→ TASK OBJECTIVE
Without including any images, reproduce each entry exactly.

BEGIN ENTRIES PROVIDED

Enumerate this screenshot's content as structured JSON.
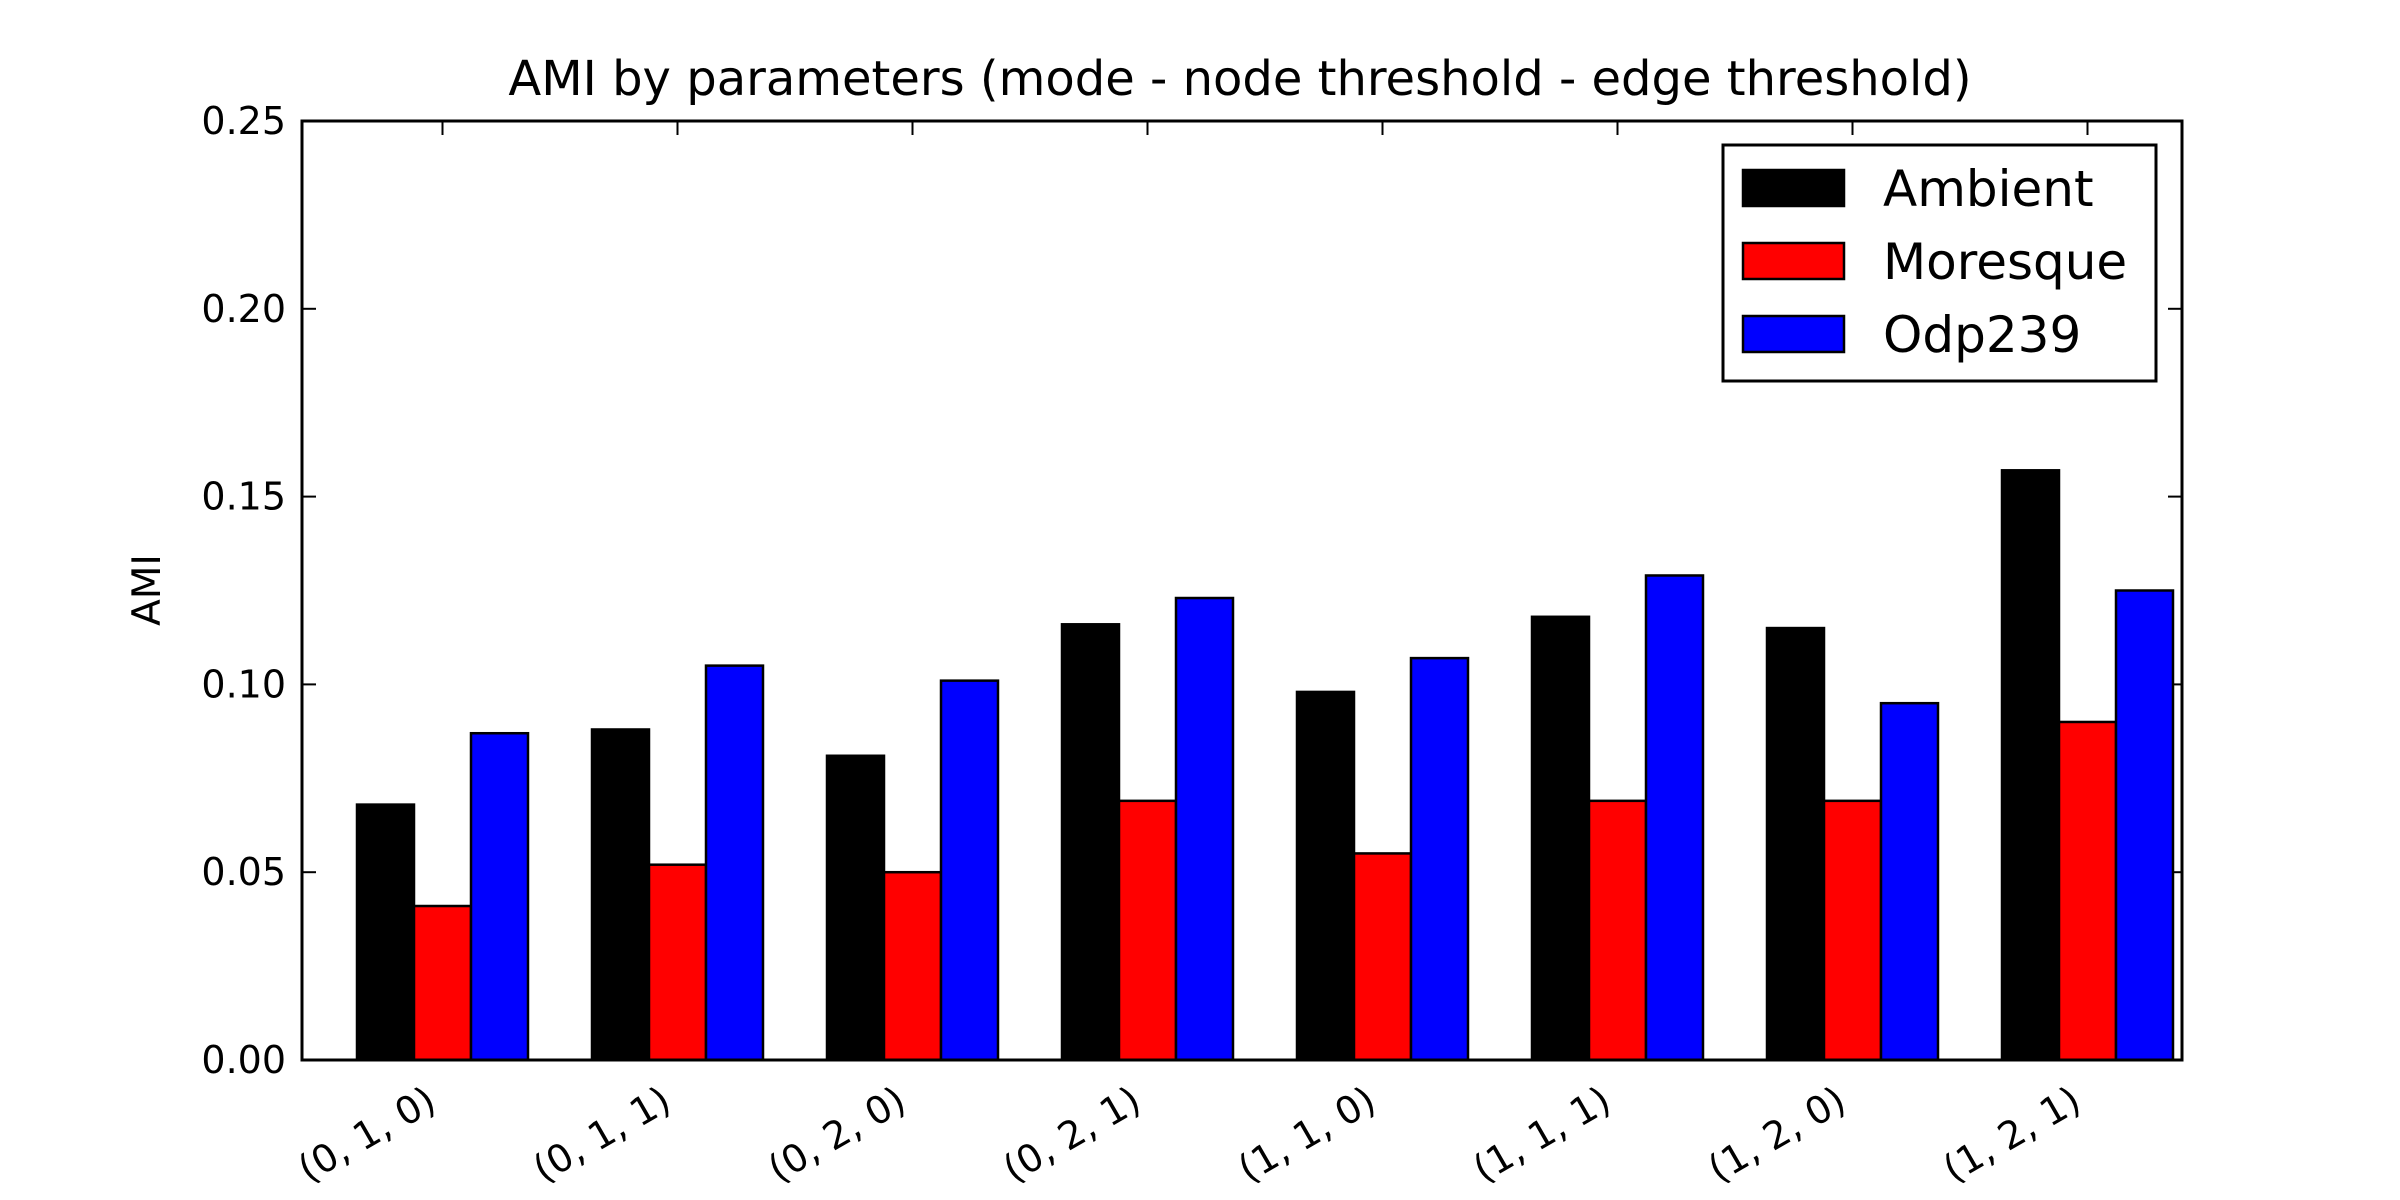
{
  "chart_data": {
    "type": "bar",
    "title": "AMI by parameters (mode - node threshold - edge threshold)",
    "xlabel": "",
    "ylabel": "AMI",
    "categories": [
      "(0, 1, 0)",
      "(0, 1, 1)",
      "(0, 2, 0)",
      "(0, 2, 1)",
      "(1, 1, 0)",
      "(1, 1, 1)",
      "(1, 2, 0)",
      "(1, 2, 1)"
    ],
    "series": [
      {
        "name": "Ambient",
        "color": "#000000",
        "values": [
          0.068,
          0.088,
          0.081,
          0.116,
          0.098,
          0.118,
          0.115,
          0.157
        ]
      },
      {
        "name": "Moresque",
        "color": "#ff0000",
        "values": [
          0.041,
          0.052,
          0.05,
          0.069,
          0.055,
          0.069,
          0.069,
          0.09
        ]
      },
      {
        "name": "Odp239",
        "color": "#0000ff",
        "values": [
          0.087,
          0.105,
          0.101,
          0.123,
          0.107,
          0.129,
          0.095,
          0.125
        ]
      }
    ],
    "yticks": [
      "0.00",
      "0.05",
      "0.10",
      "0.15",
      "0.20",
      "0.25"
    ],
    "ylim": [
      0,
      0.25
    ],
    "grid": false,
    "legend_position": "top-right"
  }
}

END ENTRIES PROVIDED

→ EXPECTED OUTPUT
Enumerate this screenshot's content as structured JSON.
{
  "chart_data": {
    "type": "bar",
    "title": "AMI by parameters (mode - node threshold - edge threshold)",
    "xlabel": "",
    "ylabel": "AMI",
    "categories": [
      "(0, 1, 0)",
      "(0, 1, 1)",
      "(0, 2, 0)",
      "(0, 2, 1)",
      "(1, 1, 0)",
      "(1, 1, 1)",
      "(1, 2, 0)",
      "(1, 2, 1)"
    ],
    "series": [
      {
        "name": "Ambient",
        "color": "#000000",
        "values": [
          0.068,
          0.088,
          0.081,
          0.116,
          0.098,
          0.118,
          0.115,
          0.157
        ]
      },
      {
        "name": "Moresque",
        "color": "#ff0000",
        "values": [
          0.041,
          0.052,
          0.05,
          0.069,
          0.055,
          0.069,
          0.069,
          0.09
        ]
      },
      {
        "name": "Odp239",
        "color": "#0000ff",
        "values": [
          0.087,
          0.105,
          0.101,
          0.123,
          0.107,
          0.129,
          0.095,
          0.125
        ]
      }
    ],
    "yticks": [
      "0.00",
      "0.05",
      "0.10",
      "0.15",
      "0.20",
      "0.25"
    ],
    "ylim": [
      0,
      0.25
    ],
    "grid": false,
    "legend_position": "top-right"
  }
}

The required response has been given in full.